Prompt: Each line that holds the string "copyTo" counts once; say how many such lines there are and add nothing.

Data provided:
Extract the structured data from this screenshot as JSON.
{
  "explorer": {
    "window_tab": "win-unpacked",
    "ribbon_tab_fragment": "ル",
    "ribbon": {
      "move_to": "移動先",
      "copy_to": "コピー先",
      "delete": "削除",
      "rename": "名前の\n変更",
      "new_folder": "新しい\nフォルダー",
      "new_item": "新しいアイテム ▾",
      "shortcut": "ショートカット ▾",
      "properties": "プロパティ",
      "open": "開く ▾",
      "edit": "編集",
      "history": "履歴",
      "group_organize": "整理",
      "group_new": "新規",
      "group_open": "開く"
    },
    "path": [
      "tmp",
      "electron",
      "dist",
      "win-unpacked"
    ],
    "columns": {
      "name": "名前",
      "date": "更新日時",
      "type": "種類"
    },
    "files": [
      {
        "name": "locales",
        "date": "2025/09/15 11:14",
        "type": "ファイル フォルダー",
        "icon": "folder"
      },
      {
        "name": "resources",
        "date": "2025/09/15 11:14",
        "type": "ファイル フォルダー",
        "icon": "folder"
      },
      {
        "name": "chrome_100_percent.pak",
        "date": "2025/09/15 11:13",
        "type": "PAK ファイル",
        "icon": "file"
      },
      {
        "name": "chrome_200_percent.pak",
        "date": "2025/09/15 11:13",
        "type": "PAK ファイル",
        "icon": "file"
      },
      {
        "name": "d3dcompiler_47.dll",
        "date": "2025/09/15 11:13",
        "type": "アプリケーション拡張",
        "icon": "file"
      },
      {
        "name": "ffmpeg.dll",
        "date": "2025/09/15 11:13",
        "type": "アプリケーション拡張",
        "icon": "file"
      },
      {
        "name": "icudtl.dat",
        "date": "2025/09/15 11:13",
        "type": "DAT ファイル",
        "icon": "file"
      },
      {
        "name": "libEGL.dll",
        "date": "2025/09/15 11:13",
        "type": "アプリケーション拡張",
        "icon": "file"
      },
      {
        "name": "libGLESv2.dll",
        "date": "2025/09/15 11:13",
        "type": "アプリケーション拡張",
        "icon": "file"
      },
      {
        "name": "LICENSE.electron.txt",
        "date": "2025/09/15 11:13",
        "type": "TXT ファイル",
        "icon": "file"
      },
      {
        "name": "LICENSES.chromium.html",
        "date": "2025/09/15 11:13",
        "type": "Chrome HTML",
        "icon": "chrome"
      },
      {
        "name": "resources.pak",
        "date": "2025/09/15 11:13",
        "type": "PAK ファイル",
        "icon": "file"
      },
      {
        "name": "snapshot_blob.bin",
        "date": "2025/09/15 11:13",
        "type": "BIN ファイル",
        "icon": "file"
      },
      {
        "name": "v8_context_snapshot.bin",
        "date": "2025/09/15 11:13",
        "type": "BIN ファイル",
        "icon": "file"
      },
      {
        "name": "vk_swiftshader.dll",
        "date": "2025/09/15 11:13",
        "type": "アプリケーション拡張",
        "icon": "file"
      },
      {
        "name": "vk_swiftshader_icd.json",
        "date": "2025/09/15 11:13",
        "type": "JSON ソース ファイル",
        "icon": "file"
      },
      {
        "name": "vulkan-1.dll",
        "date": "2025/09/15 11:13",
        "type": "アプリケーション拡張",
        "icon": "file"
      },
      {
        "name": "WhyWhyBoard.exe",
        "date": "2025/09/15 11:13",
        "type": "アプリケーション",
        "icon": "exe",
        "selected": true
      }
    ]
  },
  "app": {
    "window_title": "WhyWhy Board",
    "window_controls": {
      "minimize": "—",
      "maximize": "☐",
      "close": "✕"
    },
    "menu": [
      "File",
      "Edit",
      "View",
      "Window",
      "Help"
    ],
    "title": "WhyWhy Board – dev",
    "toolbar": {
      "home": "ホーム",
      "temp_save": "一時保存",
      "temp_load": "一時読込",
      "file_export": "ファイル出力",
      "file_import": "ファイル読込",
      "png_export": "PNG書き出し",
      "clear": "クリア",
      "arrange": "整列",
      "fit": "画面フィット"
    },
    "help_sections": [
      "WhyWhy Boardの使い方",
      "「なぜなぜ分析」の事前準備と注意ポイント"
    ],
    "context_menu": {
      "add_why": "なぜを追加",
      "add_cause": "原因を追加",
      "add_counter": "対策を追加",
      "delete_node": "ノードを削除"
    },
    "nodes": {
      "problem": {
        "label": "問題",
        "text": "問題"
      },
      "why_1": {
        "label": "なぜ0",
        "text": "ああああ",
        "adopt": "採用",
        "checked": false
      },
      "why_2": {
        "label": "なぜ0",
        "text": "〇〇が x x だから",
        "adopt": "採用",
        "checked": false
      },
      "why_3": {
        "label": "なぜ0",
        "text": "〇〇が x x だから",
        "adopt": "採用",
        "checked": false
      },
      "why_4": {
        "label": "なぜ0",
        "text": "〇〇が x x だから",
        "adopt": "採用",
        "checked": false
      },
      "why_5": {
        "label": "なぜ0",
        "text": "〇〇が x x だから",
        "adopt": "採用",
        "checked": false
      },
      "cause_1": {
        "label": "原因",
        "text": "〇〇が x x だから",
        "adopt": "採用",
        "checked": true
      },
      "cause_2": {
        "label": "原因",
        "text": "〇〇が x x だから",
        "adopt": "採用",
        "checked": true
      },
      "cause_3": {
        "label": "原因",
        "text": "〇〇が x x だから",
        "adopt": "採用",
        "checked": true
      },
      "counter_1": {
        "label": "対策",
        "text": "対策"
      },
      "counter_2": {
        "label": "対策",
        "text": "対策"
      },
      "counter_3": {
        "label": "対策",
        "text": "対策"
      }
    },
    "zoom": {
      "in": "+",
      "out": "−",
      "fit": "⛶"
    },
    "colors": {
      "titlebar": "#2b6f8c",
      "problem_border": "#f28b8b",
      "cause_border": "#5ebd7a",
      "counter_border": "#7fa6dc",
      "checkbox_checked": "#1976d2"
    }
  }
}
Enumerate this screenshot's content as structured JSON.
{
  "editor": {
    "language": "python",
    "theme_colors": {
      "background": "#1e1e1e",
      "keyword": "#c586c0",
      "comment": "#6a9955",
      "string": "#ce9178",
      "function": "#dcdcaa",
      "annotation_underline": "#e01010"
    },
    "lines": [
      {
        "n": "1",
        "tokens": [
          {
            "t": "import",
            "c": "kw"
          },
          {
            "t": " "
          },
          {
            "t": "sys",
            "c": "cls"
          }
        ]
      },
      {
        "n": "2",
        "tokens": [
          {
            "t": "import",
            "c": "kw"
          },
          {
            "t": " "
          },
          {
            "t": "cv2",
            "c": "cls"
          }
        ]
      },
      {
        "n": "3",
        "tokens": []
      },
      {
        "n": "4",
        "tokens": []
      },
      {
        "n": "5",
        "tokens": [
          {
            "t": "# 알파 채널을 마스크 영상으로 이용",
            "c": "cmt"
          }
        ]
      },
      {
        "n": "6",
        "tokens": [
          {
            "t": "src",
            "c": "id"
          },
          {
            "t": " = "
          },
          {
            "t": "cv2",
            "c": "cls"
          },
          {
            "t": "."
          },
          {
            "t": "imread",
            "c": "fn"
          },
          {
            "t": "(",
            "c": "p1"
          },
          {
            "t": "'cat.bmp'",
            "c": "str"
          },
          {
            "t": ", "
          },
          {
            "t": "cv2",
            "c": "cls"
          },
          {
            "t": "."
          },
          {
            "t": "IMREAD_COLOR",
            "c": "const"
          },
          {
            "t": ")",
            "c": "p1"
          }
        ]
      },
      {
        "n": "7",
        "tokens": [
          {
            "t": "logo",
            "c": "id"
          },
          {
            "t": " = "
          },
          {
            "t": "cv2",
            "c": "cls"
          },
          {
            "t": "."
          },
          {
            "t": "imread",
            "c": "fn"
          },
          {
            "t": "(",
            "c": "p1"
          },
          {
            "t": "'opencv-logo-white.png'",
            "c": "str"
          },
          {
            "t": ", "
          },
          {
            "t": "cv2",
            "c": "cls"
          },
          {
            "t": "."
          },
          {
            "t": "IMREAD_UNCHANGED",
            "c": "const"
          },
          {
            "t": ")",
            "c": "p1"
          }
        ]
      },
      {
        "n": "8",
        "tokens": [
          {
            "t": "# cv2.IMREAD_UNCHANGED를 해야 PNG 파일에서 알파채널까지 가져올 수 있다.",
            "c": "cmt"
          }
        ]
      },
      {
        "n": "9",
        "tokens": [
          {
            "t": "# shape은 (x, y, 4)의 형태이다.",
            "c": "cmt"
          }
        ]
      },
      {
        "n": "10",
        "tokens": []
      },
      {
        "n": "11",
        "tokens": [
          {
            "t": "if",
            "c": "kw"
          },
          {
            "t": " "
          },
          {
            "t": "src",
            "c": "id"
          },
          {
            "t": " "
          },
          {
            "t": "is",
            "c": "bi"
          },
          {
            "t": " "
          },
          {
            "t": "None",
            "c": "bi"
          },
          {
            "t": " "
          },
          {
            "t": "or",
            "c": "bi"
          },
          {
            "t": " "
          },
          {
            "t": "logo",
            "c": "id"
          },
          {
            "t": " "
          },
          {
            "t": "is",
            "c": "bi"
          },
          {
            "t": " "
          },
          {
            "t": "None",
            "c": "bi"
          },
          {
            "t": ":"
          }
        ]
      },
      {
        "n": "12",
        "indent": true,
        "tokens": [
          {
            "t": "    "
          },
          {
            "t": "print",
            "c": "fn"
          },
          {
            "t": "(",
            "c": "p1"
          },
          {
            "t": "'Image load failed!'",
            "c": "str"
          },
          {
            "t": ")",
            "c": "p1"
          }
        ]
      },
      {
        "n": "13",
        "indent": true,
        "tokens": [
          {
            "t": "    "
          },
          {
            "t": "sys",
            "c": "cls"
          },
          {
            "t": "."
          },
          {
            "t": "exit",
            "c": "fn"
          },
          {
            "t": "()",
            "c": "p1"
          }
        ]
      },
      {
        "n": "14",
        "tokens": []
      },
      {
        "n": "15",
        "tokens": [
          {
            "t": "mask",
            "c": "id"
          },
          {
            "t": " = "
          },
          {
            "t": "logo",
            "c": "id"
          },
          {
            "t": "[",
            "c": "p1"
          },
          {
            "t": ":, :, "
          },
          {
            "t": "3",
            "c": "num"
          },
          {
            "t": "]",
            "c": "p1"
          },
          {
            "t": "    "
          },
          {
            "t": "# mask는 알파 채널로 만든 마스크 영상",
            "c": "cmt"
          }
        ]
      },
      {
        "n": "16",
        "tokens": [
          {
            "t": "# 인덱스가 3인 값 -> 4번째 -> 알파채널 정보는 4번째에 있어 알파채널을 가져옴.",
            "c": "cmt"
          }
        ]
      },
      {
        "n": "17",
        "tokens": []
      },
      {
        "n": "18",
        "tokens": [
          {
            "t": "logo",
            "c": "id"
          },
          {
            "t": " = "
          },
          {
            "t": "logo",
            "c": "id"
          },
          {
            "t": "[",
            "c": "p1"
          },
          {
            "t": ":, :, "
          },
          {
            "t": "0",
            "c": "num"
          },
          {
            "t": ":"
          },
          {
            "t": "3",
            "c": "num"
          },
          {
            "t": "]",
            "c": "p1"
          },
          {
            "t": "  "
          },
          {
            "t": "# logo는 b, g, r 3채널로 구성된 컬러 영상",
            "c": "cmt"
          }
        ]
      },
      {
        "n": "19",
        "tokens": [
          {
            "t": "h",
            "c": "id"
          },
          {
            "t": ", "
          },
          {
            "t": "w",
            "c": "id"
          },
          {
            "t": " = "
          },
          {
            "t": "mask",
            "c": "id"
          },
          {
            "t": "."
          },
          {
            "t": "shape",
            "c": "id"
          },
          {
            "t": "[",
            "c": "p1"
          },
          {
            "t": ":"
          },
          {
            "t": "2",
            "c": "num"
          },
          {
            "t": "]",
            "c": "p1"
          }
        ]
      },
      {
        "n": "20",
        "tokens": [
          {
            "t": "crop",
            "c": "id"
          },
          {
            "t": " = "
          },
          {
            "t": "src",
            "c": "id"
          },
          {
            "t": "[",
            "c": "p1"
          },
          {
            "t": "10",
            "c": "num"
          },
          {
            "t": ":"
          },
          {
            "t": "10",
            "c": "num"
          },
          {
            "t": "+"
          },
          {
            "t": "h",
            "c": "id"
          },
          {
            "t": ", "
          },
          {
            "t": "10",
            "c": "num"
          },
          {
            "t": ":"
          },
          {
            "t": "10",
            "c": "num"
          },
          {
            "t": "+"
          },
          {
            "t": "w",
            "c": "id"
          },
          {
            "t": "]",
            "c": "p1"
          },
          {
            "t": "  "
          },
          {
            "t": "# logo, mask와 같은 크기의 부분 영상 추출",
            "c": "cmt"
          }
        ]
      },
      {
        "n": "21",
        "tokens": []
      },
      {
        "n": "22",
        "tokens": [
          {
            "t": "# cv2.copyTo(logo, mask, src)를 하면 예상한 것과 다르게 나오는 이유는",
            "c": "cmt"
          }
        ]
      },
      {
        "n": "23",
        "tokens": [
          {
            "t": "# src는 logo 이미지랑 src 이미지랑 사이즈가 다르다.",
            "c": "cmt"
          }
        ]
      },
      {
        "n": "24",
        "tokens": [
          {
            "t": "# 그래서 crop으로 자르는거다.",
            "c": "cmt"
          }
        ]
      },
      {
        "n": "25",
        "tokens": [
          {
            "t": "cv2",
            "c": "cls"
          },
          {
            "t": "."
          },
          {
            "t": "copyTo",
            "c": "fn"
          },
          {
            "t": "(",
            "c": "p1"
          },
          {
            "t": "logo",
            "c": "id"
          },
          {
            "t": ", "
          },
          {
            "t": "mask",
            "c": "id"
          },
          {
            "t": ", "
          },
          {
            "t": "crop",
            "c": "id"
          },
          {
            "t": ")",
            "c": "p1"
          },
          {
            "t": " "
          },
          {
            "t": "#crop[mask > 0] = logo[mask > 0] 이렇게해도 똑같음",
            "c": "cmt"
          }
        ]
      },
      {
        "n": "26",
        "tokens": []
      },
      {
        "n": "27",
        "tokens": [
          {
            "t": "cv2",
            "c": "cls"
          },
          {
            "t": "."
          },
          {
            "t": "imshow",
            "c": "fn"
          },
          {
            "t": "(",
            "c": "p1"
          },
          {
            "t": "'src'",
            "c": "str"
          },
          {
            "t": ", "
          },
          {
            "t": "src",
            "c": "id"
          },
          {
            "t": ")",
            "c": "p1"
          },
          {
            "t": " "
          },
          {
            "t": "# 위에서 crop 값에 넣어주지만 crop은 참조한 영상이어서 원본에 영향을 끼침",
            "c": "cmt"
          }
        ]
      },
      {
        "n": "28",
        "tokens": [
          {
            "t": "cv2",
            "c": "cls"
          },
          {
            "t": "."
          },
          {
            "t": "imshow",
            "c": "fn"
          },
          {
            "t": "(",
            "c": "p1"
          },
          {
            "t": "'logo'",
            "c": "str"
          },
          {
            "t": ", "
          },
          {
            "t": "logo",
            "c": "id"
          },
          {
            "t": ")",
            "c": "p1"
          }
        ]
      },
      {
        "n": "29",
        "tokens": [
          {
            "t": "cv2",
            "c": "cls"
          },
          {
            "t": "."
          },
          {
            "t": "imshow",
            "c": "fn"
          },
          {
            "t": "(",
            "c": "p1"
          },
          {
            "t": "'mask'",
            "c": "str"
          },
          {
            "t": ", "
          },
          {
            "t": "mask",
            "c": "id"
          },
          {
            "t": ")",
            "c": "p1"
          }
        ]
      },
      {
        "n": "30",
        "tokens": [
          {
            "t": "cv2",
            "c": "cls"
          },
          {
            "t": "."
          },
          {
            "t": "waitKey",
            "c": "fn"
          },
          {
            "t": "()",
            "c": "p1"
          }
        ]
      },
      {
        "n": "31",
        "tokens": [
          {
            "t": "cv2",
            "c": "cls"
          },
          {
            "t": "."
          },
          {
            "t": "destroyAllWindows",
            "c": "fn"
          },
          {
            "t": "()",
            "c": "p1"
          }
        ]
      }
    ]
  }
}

Task result: 2